REQUIREMENT
Scan the entries below and return each line that contains "prepro".

[Start of Attachment]

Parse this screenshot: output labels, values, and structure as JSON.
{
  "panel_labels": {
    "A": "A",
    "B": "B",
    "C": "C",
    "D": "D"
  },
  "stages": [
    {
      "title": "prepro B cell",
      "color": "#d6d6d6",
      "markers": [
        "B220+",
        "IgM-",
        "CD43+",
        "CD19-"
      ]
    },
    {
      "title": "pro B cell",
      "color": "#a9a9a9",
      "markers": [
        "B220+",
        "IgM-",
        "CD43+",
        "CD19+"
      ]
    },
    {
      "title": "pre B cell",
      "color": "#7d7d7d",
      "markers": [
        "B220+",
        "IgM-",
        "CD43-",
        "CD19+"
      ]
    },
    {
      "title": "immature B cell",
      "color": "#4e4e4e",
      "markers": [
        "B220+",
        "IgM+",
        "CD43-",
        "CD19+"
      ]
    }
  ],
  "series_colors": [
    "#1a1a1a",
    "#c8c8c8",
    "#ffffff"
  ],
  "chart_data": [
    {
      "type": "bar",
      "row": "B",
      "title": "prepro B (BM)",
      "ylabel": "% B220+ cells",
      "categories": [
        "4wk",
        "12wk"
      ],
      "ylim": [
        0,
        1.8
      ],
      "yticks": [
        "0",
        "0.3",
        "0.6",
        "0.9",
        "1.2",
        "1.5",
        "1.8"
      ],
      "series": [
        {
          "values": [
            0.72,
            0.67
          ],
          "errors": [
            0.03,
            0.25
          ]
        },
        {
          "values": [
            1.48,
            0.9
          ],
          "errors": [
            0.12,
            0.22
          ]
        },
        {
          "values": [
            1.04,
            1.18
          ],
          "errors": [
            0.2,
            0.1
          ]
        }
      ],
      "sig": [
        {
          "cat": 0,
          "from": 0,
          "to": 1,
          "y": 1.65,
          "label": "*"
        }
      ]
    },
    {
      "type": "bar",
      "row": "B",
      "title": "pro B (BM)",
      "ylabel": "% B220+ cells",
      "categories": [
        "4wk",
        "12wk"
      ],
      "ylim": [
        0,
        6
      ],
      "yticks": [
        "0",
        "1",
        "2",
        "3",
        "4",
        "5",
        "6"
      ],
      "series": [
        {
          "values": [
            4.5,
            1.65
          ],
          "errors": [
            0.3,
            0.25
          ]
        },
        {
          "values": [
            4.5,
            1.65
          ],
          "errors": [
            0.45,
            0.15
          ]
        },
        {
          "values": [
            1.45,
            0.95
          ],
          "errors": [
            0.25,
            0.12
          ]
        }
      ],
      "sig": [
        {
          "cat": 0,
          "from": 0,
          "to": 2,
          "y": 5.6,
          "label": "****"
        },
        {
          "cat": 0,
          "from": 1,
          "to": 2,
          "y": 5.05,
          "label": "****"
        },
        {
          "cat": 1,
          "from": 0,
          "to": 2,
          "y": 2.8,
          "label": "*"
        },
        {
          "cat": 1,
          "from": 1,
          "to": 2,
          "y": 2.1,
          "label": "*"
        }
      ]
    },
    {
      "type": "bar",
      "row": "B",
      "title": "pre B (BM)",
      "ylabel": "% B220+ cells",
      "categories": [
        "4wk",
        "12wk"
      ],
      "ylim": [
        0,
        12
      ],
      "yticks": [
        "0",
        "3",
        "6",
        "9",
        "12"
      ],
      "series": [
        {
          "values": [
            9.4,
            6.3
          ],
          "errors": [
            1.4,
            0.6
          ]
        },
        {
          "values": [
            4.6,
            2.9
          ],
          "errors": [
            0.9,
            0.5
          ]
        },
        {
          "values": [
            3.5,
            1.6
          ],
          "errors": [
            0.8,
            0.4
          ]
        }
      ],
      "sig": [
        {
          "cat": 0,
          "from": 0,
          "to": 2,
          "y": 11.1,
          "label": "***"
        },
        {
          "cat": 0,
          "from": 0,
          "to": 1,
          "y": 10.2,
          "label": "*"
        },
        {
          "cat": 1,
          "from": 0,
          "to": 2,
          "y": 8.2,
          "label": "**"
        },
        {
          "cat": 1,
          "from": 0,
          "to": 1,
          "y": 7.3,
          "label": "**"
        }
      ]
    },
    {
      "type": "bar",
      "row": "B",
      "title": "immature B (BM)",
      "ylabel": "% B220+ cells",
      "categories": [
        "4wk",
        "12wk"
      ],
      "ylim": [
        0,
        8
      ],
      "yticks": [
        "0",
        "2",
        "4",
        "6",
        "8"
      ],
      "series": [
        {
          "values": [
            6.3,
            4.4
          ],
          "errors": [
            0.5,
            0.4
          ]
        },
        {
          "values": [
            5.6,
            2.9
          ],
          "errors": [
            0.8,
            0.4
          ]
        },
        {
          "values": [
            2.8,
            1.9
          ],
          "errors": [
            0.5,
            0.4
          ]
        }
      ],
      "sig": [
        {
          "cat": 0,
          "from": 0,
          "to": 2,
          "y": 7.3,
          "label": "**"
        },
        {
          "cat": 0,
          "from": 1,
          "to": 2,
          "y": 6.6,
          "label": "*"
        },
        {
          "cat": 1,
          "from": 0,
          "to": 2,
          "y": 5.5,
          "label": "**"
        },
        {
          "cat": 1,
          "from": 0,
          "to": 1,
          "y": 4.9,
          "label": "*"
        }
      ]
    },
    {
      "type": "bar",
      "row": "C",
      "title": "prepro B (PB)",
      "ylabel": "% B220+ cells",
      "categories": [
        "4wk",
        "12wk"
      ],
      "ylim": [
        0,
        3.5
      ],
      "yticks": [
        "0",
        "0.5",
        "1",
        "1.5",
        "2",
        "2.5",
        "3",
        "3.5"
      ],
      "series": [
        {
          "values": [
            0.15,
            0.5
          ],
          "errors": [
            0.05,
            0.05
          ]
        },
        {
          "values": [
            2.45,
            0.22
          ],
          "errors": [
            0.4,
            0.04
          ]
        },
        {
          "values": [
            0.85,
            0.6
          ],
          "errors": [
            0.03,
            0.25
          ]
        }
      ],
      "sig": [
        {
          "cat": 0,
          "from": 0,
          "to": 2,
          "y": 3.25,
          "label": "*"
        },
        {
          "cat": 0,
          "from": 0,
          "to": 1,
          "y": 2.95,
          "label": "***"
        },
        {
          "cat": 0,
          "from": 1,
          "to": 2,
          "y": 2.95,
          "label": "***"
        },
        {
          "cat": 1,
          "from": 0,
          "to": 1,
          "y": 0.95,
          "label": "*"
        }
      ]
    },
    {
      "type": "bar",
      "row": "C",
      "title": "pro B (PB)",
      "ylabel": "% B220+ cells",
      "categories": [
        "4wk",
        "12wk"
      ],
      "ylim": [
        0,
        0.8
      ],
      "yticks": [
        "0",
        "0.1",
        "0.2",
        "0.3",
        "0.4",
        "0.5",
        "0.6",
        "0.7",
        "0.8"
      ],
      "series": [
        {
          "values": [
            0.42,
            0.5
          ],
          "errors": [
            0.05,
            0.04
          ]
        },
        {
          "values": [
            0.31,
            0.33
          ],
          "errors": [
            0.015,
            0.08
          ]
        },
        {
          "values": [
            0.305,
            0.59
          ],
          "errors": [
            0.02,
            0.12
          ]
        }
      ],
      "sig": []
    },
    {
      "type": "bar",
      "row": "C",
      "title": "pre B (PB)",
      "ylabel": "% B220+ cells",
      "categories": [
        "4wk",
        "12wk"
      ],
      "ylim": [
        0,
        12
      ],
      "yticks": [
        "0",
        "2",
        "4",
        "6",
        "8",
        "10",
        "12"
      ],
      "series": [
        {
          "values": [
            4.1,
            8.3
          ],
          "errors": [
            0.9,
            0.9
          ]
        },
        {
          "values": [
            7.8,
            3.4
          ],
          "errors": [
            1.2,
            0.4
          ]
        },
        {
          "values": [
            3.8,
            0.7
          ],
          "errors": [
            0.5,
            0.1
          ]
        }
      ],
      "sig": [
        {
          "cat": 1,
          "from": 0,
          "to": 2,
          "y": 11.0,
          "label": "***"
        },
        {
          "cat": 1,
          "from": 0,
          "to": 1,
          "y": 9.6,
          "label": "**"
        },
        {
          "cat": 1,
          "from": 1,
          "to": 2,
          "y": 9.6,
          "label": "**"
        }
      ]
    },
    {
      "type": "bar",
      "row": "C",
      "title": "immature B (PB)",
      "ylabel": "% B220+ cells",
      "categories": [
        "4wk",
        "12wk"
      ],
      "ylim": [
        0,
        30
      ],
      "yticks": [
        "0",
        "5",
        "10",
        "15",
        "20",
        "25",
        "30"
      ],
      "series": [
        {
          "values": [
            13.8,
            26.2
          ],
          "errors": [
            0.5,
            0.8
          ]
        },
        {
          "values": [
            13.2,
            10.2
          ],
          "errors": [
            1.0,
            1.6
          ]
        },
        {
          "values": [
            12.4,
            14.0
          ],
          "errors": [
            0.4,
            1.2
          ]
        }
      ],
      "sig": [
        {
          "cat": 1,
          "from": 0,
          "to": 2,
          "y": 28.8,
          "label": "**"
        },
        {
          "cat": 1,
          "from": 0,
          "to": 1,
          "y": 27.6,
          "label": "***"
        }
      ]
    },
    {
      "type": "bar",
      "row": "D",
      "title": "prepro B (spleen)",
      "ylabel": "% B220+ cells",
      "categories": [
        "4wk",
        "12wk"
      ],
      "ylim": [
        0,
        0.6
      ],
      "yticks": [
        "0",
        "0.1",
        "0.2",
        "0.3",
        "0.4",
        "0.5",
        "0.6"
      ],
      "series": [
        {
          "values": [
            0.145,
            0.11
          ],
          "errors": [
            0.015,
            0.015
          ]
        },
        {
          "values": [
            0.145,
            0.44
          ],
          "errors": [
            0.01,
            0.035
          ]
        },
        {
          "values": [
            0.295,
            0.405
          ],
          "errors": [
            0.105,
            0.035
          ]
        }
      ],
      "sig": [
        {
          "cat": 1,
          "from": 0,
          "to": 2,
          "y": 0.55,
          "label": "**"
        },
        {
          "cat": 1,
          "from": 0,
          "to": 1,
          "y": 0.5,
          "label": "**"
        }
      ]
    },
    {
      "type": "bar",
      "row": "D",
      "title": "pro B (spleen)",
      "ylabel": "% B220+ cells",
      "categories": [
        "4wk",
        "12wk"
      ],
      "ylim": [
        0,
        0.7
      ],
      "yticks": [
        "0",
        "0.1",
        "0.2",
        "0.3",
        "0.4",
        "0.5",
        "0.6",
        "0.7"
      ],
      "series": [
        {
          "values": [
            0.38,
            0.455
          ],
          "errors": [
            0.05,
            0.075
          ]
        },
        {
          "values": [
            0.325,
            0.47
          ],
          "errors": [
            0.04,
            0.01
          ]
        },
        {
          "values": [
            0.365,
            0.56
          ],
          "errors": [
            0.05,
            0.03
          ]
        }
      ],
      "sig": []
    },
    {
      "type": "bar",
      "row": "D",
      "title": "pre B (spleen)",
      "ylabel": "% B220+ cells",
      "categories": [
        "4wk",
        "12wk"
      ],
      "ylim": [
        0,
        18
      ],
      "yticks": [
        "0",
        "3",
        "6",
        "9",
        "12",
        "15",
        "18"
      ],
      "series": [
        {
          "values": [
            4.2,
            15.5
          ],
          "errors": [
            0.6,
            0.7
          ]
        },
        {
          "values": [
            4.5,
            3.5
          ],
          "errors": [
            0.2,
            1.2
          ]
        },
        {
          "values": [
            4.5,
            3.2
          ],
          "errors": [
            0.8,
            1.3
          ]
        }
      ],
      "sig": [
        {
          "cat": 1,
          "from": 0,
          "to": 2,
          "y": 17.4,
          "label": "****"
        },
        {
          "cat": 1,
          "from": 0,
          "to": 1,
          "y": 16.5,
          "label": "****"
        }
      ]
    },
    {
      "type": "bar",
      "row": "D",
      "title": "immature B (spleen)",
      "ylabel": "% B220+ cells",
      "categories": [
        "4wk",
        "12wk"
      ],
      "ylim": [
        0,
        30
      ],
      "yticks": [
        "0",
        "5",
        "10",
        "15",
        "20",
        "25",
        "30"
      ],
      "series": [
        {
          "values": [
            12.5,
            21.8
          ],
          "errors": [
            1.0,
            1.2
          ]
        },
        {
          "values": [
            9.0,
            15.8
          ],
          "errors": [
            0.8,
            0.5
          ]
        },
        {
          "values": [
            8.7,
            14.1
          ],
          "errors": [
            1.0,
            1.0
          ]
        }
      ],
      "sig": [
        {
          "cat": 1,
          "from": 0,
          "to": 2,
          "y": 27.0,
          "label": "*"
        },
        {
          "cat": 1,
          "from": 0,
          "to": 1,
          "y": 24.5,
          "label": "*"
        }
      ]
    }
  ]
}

[End of Attachment]

SOLUTION FOR THIS EXERCISE
      "title": "prepro B cell",
      "title": "prepro B (BM)",
      "title": "prepro B (PB)",
      "title": "prepro B (spleen)",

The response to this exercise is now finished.